● WRITTEN REQUEST
Which lines below hold the word "handle"? Copy all of them.
## Begin
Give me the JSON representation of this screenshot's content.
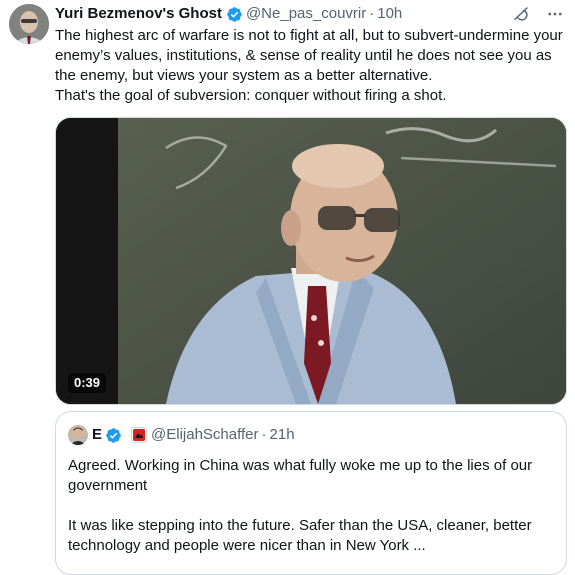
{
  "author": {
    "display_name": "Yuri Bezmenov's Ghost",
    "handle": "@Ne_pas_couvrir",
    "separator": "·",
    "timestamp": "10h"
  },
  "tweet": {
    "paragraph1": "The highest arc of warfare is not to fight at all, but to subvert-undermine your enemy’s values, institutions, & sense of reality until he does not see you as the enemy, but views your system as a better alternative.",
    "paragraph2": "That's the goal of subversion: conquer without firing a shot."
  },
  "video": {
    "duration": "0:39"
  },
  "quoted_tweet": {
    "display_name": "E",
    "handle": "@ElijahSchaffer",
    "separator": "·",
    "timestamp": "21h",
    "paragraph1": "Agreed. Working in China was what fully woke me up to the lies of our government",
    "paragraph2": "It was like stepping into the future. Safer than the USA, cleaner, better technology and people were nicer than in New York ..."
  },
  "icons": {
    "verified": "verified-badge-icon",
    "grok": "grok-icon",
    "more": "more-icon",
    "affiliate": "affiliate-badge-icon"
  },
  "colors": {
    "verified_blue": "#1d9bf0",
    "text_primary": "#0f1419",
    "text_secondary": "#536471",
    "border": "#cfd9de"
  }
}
## End
● FULL SOLUTION
    "handle": "@Ne_pas_couvrir",
    "handle": "@ElijahSchaffer",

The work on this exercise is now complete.